▶ **WORK TO COMPLETE**
Pick the lines holding the string "podešavanje" out of the records and copy them.

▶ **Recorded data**

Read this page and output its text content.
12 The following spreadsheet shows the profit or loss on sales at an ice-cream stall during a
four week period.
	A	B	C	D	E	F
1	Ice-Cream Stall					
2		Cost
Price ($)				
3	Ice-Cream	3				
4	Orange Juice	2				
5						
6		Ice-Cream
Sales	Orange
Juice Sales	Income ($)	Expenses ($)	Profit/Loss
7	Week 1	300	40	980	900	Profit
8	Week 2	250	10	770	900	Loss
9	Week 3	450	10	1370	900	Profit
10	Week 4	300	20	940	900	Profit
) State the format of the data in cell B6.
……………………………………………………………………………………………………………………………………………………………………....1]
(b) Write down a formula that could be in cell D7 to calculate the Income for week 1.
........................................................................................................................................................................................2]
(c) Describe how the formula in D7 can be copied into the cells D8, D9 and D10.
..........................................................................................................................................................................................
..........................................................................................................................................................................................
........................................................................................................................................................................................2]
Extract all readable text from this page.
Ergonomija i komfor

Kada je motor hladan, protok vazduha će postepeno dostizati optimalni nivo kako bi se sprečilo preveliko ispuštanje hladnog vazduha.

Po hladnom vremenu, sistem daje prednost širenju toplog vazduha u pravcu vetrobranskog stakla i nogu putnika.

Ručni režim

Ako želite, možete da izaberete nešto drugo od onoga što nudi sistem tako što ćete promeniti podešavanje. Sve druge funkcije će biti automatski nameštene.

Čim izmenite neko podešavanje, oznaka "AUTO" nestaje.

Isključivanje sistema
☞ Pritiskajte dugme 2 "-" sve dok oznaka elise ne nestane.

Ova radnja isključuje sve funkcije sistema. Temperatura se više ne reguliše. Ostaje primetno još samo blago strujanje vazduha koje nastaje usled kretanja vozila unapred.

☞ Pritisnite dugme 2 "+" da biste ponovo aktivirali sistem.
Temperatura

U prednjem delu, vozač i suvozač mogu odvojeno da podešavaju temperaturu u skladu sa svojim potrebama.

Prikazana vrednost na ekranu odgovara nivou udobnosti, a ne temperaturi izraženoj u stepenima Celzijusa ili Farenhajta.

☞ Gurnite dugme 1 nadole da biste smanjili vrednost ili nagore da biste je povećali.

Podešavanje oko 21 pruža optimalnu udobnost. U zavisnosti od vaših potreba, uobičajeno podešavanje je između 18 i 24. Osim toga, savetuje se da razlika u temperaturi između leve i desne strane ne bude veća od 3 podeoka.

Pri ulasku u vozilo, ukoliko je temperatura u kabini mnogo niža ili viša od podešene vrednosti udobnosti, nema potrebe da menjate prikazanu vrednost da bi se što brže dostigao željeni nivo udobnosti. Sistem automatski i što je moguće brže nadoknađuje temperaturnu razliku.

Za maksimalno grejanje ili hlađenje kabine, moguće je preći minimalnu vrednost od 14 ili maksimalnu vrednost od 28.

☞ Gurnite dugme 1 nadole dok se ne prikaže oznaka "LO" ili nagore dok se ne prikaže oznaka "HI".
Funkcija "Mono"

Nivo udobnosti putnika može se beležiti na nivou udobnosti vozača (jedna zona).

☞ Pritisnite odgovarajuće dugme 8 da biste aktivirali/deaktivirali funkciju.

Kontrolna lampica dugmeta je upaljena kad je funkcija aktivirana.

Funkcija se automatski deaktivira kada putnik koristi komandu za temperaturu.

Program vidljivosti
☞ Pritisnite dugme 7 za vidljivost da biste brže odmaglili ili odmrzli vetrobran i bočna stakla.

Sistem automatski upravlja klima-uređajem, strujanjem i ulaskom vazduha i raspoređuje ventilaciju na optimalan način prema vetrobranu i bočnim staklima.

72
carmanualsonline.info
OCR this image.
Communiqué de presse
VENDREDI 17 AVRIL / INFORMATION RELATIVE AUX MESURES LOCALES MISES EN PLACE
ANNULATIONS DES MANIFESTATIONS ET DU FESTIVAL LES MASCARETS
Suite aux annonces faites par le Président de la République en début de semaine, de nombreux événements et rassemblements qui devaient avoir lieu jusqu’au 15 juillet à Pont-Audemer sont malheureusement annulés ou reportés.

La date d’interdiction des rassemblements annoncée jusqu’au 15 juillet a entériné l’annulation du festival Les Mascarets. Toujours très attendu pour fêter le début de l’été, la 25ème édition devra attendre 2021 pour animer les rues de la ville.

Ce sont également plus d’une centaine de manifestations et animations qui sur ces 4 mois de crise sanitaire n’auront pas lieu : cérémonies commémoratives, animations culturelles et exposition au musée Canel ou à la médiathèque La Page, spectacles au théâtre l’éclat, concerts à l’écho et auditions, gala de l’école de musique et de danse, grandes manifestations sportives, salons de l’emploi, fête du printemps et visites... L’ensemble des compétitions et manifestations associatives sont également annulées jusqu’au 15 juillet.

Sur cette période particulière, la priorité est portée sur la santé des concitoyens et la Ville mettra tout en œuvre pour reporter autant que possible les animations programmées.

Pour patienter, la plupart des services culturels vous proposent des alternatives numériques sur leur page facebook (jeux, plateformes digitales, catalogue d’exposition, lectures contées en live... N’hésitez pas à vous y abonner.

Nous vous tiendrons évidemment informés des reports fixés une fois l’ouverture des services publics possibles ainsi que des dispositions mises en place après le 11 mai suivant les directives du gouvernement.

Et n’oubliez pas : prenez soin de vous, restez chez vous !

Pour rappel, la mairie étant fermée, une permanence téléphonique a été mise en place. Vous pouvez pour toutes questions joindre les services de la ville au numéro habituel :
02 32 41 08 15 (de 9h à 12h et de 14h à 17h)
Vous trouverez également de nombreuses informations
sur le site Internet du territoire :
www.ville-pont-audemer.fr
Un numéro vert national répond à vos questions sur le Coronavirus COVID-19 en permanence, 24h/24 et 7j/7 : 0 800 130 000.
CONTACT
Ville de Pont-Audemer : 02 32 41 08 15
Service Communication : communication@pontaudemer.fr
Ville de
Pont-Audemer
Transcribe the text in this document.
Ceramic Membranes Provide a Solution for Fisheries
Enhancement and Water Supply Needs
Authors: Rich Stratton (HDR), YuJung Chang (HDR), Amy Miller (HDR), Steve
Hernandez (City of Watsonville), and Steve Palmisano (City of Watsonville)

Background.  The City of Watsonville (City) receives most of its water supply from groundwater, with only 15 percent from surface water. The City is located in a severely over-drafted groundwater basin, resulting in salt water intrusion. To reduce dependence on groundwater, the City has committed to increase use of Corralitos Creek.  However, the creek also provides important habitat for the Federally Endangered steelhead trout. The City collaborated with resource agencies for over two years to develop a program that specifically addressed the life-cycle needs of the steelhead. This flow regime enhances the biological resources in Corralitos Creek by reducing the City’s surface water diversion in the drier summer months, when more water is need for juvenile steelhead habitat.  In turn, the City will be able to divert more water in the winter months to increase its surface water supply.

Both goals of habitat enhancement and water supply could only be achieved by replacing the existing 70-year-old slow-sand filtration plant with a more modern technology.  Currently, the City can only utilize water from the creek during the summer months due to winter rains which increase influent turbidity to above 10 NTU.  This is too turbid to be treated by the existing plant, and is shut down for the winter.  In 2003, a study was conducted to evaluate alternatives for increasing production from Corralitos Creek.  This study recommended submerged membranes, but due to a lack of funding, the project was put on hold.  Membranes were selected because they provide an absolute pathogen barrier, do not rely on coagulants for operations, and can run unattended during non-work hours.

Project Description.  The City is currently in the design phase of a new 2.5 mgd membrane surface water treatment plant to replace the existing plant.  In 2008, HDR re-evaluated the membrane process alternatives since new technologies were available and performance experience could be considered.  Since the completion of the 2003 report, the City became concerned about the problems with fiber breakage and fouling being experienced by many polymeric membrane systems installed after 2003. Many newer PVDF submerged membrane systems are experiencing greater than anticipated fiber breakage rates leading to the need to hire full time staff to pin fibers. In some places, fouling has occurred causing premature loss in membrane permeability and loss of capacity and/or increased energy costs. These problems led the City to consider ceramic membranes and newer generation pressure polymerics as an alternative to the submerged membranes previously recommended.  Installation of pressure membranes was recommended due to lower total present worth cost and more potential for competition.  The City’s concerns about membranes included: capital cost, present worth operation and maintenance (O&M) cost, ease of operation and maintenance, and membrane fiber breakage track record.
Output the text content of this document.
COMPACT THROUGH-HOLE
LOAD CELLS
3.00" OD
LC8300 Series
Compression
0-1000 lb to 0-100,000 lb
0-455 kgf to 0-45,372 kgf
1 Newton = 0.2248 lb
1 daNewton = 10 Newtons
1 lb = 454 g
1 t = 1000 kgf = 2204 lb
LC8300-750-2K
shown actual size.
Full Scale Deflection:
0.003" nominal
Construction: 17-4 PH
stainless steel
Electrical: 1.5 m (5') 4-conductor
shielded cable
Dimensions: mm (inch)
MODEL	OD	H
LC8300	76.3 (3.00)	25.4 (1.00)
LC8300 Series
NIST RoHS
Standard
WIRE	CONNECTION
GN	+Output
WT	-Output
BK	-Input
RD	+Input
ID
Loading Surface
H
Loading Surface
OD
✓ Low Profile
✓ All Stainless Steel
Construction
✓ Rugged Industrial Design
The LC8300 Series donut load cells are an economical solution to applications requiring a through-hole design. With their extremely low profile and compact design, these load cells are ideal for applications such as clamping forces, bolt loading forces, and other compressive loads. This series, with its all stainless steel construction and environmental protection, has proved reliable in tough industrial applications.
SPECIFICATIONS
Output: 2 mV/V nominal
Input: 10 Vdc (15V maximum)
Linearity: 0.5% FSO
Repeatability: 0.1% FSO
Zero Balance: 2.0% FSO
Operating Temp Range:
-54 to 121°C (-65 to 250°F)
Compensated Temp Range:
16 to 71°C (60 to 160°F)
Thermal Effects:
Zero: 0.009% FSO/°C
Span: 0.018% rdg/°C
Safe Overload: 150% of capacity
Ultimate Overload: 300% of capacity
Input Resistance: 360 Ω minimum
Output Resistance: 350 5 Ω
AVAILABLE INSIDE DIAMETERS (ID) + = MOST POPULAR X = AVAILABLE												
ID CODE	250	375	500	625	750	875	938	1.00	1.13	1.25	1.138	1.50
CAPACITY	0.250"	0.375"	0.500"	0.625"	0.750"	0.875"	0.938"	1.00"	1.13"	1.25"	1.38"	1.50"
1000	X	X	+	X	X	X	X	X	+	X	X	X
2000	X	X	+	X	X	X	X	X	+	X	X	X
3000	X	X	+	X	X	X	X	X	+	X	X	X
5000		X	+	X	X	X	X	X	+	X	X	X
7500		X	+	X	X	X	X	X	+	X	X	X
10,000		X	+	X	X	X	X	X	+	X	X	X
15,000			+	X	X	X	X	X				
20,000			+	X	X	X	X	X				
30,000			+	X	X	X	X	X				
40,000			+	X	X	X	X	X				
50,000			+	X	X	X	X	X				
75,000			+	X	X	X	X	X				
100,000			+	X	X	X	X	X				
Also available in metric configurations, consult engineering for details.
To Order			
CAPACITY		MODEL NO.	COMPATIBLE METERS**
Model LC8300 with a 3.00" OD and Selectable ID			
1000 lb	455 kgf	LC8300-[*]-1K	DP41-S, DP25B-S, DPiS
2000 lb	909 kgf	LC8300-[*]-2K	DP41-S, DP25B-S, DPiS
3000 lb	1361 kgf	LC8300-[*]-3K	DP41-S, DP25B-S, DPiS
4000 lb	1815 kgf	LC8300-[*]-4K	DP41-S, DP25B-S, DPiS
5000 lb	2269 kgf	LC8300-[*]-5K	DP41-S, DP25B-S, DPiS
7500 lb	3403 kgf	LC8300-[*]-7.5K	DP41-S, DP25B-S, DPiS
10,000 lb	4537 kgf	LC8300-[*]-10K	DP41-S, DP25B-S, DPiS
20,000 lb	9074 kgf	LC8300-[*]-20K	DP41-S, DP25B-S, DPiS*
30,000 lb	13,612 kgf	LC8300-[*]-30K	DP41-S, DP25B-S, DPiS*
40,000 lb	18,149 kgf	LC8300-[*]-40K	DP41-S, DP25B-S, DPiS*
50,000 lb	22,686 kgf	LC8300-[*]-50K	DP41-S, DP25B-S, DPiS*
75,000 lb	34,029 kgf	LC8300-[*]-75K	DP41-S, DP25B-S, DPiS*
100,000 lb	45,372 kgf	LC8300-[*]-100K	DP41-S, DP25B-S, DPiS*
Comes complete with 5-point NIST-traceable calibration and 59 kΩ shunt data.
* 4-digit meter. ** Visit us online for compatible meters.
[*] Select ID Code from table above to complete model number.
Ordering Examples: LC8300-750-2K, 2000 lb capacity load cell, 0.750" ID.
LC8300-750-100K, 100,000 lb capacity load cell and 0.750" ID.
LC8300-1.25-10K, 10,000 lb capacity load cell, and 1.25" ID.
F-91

▶ **RESULT OF THIS TASK**
Ako želite, možete da izaberete nešto drugo od onoga što nudi sistem tako što ćete promeniti podešavanje. Sve druge funkcije će biti automatski nameštene.
Čim izmenite neko podešavanje, oznaka "AUTO" nestaje.
Podešavanje oko 21 pruža optimalnu udobnost. U zavisnosti od vaših potreba, uobičajeno podešavanje je između 18 i 24. Osim toga, savetuje se da razlika u temperaturi između leve i desne strane ne bude veća od 3 podeoka.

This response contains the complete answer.